====== GIVEN INFORMATION

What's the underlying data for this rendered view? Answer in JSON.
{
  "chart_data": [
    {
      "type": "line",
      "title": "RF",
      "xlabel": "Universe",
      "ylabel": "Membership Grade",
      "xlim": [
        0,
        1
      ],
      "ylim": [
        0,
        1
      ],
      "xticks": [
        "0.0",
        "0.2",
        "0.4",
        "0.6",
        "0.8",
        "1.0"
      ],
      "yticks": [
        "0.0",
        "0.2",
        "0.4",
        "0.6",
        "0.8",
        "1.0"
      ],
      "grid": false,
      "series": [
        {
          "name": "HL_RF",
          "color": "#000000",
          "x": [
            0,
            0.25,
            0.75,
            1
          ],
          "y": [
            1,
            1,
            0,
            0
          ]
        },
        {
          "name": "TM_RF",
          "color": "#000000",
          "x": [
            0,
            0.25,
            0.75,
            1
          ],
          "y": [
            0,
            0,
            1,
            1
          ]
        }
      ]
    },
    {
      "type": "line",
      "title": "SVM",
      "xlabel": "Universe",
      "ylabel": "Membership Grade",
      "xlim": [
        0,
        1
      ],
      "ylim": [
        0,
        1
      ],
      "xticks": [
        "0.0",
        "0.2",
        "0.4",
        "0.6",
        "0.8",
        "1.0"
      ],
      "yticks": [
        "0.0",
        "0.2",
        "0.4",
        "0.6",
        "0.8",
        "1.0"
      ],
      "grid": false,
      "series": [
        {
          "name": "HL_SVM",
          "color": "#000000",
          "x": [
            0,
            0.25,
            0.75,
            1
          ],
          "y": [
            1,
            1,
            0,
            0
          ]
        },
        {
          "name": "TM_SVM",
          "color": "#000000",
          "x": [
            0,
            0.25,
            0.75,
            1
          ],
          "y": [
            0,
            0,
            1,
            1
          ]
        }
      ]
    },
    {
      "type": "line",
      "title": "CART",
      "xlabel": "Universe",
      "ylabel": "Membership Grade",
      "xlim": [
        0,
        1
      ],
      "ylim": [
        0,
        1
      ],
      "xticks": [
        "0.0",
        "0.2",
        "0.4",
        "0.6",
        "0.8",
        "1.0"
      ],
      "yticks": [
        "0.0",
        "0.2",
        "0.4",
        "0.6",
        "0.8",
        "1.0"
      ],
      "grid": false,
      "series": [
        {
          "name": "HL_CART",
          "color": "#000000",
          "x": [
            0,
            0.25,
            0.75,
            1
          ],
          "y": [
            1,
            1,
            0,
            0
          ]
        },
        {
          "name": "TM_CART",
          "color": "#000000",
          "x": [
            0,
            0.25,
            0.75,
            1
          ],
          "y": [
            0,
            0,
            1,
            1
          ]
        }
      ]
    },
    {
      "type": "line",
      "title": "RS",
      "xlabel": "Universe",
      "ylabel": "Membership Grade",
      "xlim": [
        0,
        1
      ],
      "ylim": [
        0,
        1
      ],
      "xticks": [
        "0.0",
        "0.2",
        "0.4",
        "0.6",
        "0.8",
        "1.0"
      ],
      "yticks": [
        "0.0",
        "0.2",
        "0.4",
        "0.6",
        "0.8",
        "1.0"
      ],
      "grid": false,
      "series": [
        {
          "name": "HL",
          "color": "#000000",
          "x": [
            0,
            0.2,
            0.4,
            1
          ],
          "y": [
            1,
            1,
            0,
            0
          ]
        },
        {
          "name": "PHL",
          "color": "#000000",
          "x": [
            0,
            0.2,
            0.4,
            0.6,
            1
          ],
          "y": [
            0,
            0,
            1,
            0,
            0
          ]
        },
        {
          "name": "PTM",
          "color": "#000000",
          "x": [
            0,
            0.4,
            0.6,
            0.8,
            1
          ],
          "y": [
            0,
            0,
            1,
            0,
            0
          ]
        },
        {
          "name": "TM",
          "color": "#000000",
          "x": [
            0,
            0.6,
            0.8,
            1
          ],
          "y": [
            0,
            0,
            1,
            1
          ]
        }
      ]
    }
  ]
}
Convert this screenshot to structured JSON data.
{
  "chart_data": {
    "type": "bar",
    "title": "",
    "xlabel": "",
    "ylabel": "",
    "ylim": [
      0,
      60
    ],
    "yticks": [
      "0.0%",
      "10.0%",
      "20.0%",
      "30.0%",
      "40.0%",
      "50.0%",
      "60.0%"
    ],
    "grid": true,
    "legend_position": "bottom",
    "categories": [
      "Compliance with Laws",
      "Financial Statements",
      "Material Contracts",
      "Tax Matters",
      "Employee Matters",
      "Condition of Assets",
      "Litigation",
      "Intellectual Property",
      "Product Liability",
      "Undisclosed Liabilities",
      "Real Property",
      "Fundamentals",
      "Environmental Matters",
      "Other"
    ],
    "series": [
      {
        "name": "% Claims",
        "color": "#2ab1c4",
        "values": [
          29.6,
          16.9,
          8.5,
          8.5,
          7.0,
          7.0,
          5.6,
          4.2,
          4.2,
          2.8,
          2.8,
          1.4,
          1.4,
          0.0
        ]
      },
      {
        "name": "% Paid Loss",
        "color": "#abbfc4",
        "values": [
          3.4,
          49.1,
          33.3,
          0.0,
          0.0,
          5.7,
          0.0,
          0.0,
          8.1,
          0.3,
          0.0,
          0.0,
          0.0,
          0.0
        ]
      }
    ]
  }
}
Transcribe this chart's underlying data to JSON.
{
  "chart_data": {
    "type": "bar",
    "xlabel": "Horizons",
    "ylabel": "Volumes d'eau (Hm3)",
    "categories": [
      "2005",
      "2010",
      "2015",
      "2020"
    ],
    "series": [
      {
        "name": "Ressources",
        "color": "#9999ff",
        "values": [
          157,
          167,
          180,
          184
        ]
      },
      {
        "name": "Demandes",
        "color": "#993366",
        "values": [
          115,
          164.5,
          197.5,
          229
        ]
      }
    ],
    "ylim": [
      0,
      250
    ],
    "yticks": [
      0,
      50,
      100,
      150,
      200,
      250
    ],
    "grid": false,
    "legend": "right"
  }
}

============

__WHAT THIS TASK INVOLVES__: Using the listing above, locate the lines that hold "JSON" and copy each one.

__THE REPLY__:
What's the underlying data for this rendered view? Answer in JSON.
Convert this screenshot to structured JSON data.
Transcribe this chart's underlying data to JSON.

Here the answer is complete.